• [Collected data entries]

────────────────────

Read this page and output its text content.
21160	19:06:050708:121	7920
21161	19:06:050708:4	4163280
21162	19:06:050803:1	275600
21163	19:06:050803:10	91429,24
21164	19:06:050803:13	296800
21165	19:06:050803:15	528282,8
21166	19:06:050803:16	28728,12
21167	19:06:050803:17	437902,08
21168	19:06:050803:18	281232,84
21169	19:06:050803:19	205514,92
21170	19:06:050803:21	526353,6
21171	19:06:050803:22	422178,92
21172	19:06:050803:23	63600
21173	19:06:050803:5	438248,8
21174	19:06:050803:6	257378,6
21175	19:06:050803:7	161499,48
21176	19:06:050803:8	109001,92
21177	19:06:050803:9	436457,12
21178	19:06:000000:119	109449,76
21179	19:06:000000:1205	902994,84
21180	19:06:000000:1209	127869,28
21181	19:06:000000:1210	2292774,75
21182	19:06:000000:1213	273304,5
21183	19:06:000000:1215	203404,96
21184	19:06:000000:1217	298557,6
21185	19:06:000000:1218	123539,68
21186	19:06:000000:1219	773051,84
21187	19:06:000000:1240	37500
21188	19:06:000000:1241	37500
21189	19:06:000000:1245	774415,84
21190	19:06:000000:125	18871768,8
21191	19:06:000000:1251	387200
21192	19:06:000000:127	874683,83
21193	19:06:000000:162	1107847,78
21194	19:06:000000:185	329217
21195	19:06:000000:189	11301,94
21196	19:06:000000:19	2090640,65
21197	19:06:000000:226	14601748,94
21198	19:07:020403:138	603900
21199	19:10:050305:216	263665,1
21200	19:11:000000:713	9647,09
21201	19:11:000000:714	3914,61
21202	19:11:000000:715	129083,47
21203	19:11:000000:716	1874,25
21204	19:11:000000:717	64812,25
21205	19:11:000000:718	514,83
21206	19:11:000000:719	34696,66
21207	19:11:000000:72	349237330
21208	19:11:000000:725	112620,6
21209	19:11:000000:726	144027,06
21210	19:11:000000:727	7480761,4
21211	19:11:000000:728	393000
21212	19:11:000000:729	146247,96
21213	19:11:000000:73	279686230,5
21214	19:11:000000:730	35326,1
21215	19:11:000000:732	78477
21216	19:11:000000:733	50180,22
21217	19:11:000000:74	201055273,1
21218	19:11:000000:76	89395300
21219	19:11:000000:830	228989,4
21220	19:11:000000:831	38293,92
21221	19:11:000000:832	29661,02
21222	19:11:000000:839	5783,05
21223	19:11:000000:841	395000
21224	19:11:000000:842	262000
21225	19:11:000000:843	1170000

────────────────────

Each record must be returned exactly as it is written.

• [The output]
Read this page and output its text content.
21160	19:06:050708:121	7920
21161	19:06:050708:4	4163280
21162	19:06:050803:1	275600
21163	19:06:050803:10	91429,24
21164	19:06:050803:13	296800
21165	19:06:050803:15	528282,8
21166	19:06:050803:16	28728,12
21167	19:06:050803:17	437902,08
21168	19:06:050803:18	281232,84
21169	19:06:050803:19	205514,92
21170	19:06:050803:21	526353,6
21171	19:06:050803:22	422178,92
21172	19:06:050803:23	63600
21173	19:06:050803:5	438248,8
21174	19:06:050803:6	257378,6
21175	19:06:050803:7	161499,48
21176	19:06:050803:8	109001,92
21177	19:06:050803:9	436457,12
21178	19:06:000000:119	109449,76
21179	19:06:000000:1205	902994,84
21180	19:06:000000:1209	127869,28
21181	19:06:000000:1210	2292774,75
21182	19:06:000000:1213	273304,5
21183	19:06:000000:1215	203404,96
21184	19:06:000000:1217	298557,6
21185	19:06:000000:1218	123539,68
21186	19:06:000000:1219	773051,84
21187	19:06:000000:1240	37500
21188	19:06:000000:1241	37500
21189	19:06:000000:1245	774415,84
21190	19:06:000000:125	18871768,8
21191	19:06:000000:1251	387200
21192	19:06:000000:127	874683,83
21193	19:06:000000:162	1107847,78
21194	19:06:000000:185	329217
21195	19:06:000000:189	11301,94
21196	19:06:000000:19	2090640,65
21197	19:06:000000:226	14601748,94
21198	19:07:020403:138	603900
21199	19:10:050305:216	263665,1
21200	19:11:000000:713	9647,09
21201	19:11:000000:714	3914,61
21202	19:11:000000:715	129083,47
21203	19:11:000000:716	1874,25
21204	19:11:000000:717	64812,25
21205	19:11:000000:718	514,83
21206	19:11:000000:719	34696,66
21207	19:11:000000:72	349237330
21208	19:11:000000:725	112620,6
21209	19:11:000000:726	144027,06
21210	19:11:000000:727	7480761,4
21211	19:11:000000:728	393000
21212	19:11:000000:729	146247,96
21213	19:11:000000:73	279686230,5
21214	19:11:000000:730	35326,1
21215	19:11:000000:732	78477
21216	19:11:000000:733	50180,22
21217	19:11:000000:74	201055273,1
21218	19:11:000000:76	89395300
21219	19:11:000000:830	228989,4
21220	19:11:000000:831	38293,92
21221	19:11:000000:832	29661,02
21222	19:11:000000:839	5783,05
21223	19:11:000000:841	395000
21224	19:11:000000:842	262000
21225	19:11:000000:843	1170000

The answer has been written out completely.